### DATA PROVIDED ###
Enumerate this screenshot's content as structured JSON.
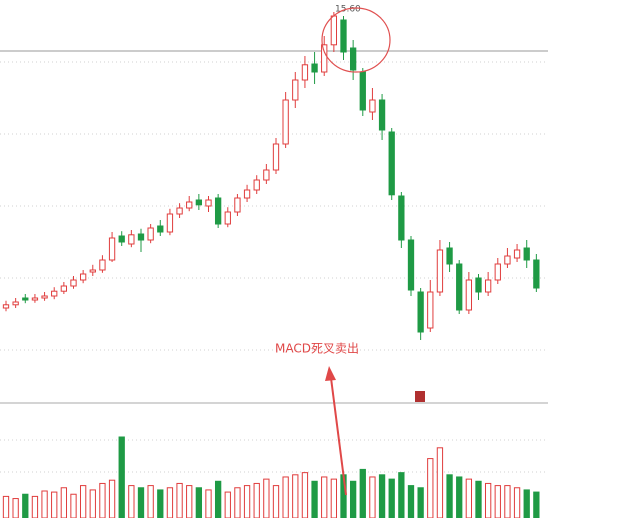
{
  "chart_data": {
    "type": "candlestick",
    "high_label": "15.60",
    "annotation": "MACD死叉卖出",
    "up_color": "#e03c3c",
    "down_color": "#1f9a45",
    "ylim": [
      5.9,
      15.9
    ],
    "volume_lim": [
      0,
      100
    ],
    "open": [
      8.2,
      8.28,
      8.45,
      8.4,
      8.45,
      8.5,
      8.62,
      8.75,
      8.9,
      9.1,
      9.15,
      9.4,
      10.0,
      9.8,
      10.05,
      9.9,
      10.25,
      10.1,
      10.55,
      10.7,
      10.9,
      10.75,
      10.95,
      10.3,
      10.6,
      10.95,
      11.15,
      11.4,
      11.65,
      12.3,
      13.4,
      13.9,
      14.3,
      14.1,
      14.78,
      15.4,
      14.7,
      14.1,
      13.1,
      13.4,
      12.6,
      11.0,
      9.9,
      8.6,
      7.7,
      8.6,
      9.7,
      9.3,
      8.15,
      8.95,
      8.6,
      8.9,
      9.3,
      9.45,
      9.7,
      9.4
    ],
    "high": [
      8.38,
      8.45,
      8.55,
      8.55,
      8.6,
      8.72,
      8.85,
      9.0,
      9.15,
      9.28,
      9.52,
      10.1,
      10.12,
      10.15,
      10.18,
      10.3,
      10.4,
      10.68,
      10.82,
      11.0,
      11.05,
      11.0,
      11.05,
      10.72,
      11.05,
      11.28,
      11.52,
      11.8,
      12.45,
      13.6,
      14.1,
      14.5,
      14.6,
      15.0,
      15.6,
      15.5,
      14.9,
      14.2,
      13.7,
      13.55,
      12.7,
      11.1,
      10.0,
      8.7,
      8.9,
      9.9,
      9.85,
      9.4,
      9.1,
      9.05,
      9.1,
      9.45,
      9.7,
      9.8,
      9.9,
      9.55
    ],
    "low": [
      8.12,
      8.2,
      8.32,
      8.33,
      8.38,
      8.42,
      8.55,
      8.68,
      8.82,
      9.0,
      9.08,
      9.35,
      9.75,
      9.72,
      9.6,
      9.82,
      10.0,
      10.02,
      10.45,
      10.62,
      10.65,
      10.6,
      10.2,
      10.22,
      10.5,
      10.85,
      11.05,
      11.3,
      11.55,
      12.2,
      13.2,
      13.7,
      13.8,
      14.0,
      14.6,
      14.4,
      13.9,
      13.0,
      12.9,
      12.4,
      10.9,
      9.7,
      8.5,
      7.4,
      7.6,
      8.5,
      9.1,
      8.05,
      8.05,
      8.4,
      8.5,
      8.8,
      9.2,
      9.35,
      9.2,
      8.6
    ],
    "close": [
      8.28,
      8.35,
      8.4,
      8.45,
      8.5,
      8.62,
      8.75,
      8.9,
      9.05,
      9.15,
      9.4,
      9.95,
      9.85,
      10.03,
      9.9,
      10.2,
      10.1,
      10.55,
      10.7,
      10.85,
      10.78,
      10.9,
      10.3,
      10.6,
      10.95,
      11.15,
      11.4,
      11.65,
      12.3,
      13.4,
      13.9,
      14.28,
      14.1,
      14.78,
      15.5,
      14.6,
      14.15,
      13.15,
      13.4,
      12.65,
      11.03,
      9.9,
      8.65,
      7.6,
      8.6,
      9.65,
      9.3,
      8.15,
      8.9,
      8.6,
      8.9,
      9.3,
      9.5,
      9.65,
      9.4,
      8.7
    ],
    "volume": [
      20,
      18,
      22,
      20,
      25,
      24,
      28,
      22,
      30,
      26,
      32,
      35,
      75,
      30,
      28,
      30,
      26,
      28,
      32,
      30,
      28,
      26,
      34,
      24,
      28,
      30,
      32,
      36,
      30,
      38,
      40,
      42,
      34,
      38,
      36,
      40,
      34,
      45,
      38,
      40,
      36,
      42,
      30,
      28,
      55,
      65,
      40,
      38,
      36,
      34,
      32,
      30,
      30,
      28,
      26,
      24
    ]
  }
}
###
▶ **WHAT THE TASK ASKS**:
Leave out the pictures and output every record above precisely as given.

▶ **TASK SOLUTION**:
Enumerate this screenshot's content as structured JSON.
{
  "chart_data": {
    "type": "candlestick",
    "high_label": "15.60",
    "annotation": "MACD死叉卖出",
    "up_color": "#e03c3c",
    "down_color": "#1f9a45",
    "ylim": [
      5.9,
      15.9
    ],
    "volume_lim": [
      0,
      100
    ],
    "open": [
      8.2,
      8.28,
      8.45,
      8.4,
      8.45,
      8.5,
      8.62,
      8.75,
      8.9,
      9.1,
      9.15,
      9.4,
      10.0,
      9.8,
      10.05,
      9.9,
      10.25,
      10.1,
      10.55,
      10.7,
      10.9,
      10.75,
      10.95,
      10.3,
      10.6,
      10.95,
      11.15,
      11.4,
      11.65,
      12.3,
      13.4,
      13.9,
      14.3,
      14.1,
      14.78,
      15.4,
      14.7,
      14.1,
      13.1,
      13.4,
      12.6,
      11.0,
      9.9,
      8.6,
      7.7,
      8.6,
      9.7,
      9.3,
      8.15,
      8.95,
      8.6,
      8.9,
      9.3,
      9.45,
      9.7,
      9.4
    ],
    "high": [
      8.38,
      8.45,
      8.55,
      8.55,
      8.6,
      8.72,
      8.85,
      9.0,
      9.15,
      9.28,
      9.52,
      10.1,
      10.12,
      10.15,
      10.18,
      10.3,
      10.4,
      10.68,
      10.82,
      11.0,
      11.05,
      11.0,
      11.05,
      10.72,
      11.05,
      11.28,
      11.52,
      11.8,
      12.45,
      13.6,
      14.1,
      14.5,
      14.6,
      15.0,
      15.6,
      15.5,
      14.9,
      14.2,
      13.7,
      13.55,
      12.7,
      11.1,
      10.0,
      8.7,
      8.9,
      9.9,
      9.85,
      9.4,
      9.1,
      9.05,
      9.1,
      9.45,
      9.7,
      9.8,
      9.9,
      9.55
    ],
    "low": [
      8.12,
      8.2,
      8.32,
      8.33,
      8.38,
      8.42,
      8.55,
      8.68,
      8.82,
      9.0,
      9.08,
      9.35,
      9.75,
      9.72,
      9.6,
      9.82,
      10.0,
      10.02,
      10.45,
      10.62,
      10.65,
      10.6,
      10.2,
      10.22,
      10.5,
      10.85,
      11.05,
      11.3,
      11.55,
      12.2,
      13.2,
      13.7,
      13.8,
      14.0,
      14.6,
      14.4,
      13.9,
      13.0,
      12.9,
      12.4,
      10.9,
      9.7,
      8.5,
      7.4,
      7.6,
      8.5,
      9.1,
      8.05,
      8.05,
      8.4,
      8.5,
      8.8,
      9.2,
      9.35,
      9.2,
      8.6
    ],
    "close": [
      8.28,
      8.35,
      8.4,
      8.45,
      8.5,
      8.62,
      8.75,
      8.9,
      9.05,
      9.15,
      9.4,
      9.95,
      9.85,
      10.03,
      9.9,
      10.2,
      10.1,
      10.55,
      10.7,
      10.85,
      10.78,
      10.9,
      10.3,
      10.6,
      10.95,
      11.15,
      11.4,
      11.65,
      12.3,
      13.4,
      13.9,
      14.28,
      14.1,
      14.78,
      15.5,
      14.6,
      14.15,
      13.15,
      13.4,
      12.65,
      11.03,
      9.9,
      8.65,
      7.6,
      8.6,
      9.65,
      9.3,
      8.15,
      8.9,
      8.6,
      8.9,
      9.3,
      9.5,
      9.65,
      9.4,
      8.7
    ],
    "volume": [
      20,
      18,
      22,
      20,
      25,
      24,
      28,
      22,
      30,
      26,
      32,
      35,
      75,
      30,
      28,
      30,
      26,
      28,
      32,
      30,
      28,
      26,
      34,
      24,
      28,
      30,
      32,
      36,
      30,
      38,
      40,
      42,
      34,
      38,
      36,
      40,
      34,
      45,
      38,
      40,
      36,
      42,
      30,
      28,
      55,
      65,
      40,
      38,
      36,
      34,
      32,
      30,
      30,
      28,
      26,
      24
    ]
  }
}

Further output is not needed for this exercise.